(Written request)
Copy out each line in the material below that has the word "icon".

(Extracted records)
------------------------------

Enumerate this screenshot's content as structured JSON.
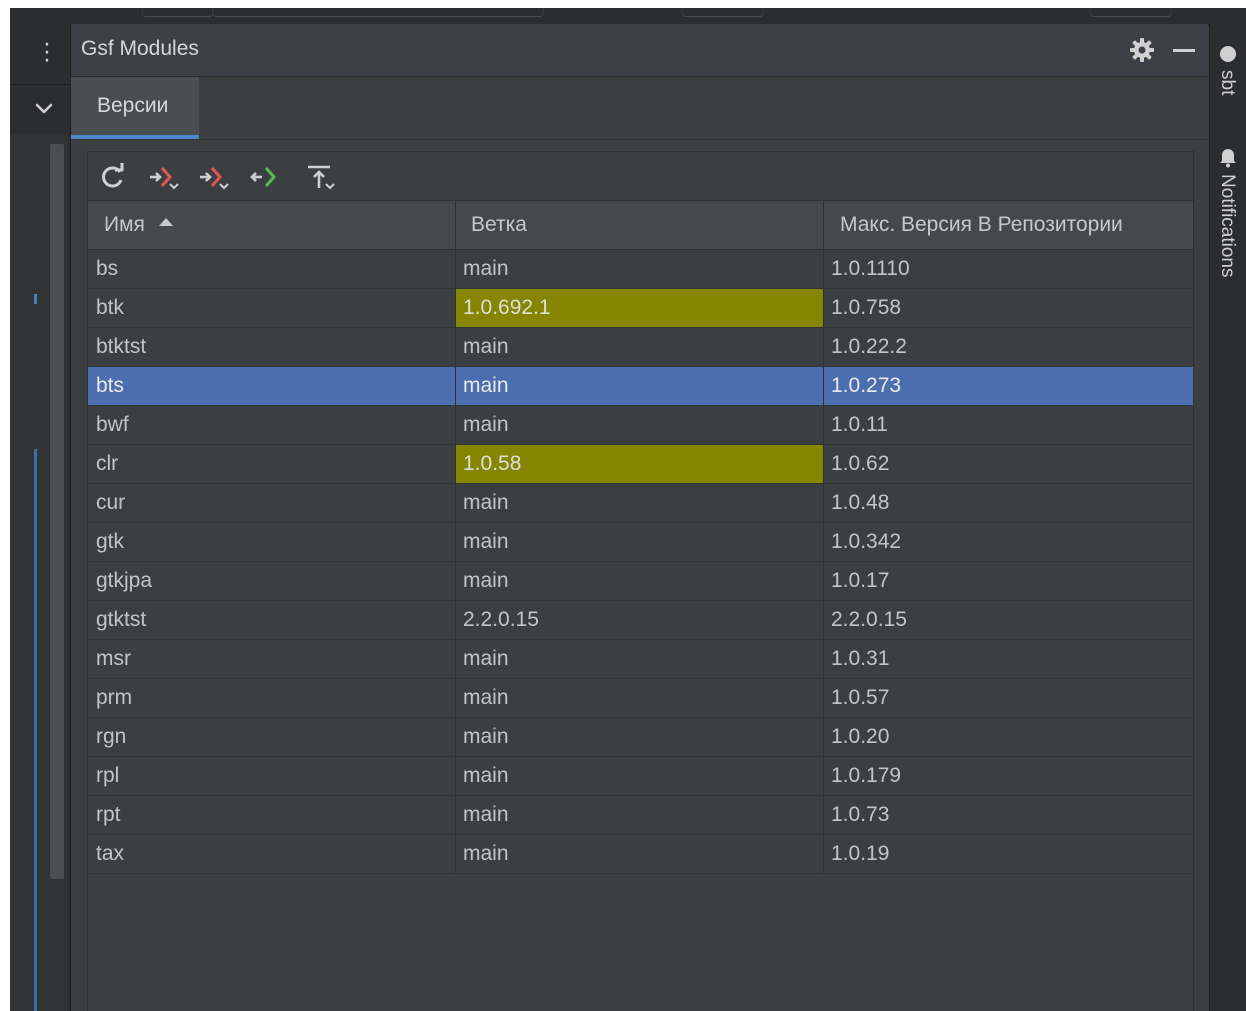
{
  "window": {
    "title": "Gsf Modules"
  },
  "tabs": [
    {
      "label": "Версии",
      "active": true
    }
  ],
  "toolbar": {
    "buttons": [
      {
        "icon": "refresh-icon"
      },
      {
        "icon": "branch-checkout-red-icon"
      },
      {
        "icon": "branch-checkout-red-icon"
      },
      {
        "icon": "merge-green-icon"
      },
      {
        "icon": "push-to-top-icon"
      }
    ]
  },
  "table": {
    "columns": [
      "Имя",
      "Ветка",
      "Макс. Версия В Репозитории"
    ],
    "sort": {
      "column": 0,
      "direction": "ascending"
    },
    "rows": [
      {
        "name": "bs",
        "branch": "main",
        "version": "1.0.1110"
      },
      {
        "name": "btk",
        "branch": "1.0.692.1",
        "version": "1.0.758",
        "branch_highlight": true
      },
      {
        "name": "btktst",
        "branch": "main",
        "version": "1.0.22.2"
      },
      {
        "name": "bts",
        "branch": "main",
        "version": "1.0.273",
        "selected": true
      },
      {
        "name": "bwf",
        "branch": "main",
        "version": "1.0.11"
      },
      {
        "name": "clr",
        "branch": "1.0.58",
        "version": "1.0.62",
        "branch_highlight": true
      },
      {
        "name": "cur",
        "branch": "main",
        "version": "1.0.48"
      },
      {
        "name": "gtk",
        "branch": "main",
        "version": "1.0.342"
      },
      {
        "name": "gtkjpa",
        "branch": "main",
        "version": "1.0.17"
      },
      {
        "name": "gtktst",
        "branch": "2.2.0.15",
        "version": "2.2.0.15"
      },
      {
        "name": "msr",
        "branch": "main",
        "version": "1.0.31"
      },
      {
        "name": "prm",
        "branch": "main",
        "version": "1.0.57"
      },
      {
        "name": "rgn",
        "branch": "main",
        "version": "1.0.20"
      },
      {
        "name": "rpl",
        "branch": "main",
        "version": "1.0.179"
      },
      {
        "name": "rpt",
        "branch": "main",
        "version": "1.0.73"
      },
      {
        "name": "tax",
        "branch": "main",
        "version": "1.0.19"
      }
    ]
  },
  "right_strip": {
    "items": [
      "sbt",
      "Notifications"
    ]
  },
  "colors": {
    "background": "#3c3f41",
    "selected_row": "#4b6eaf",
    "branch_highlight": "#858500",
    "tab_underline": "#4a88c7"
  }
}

------------------------------

(Answer)
        "icon": "refresh-icon"
        "icon": "branch-checkout-red-icon"
        "icon": "branch-checkout-red-icon"
        "icon": "merge-green-icon"
        "icon": "push-to-top-icon"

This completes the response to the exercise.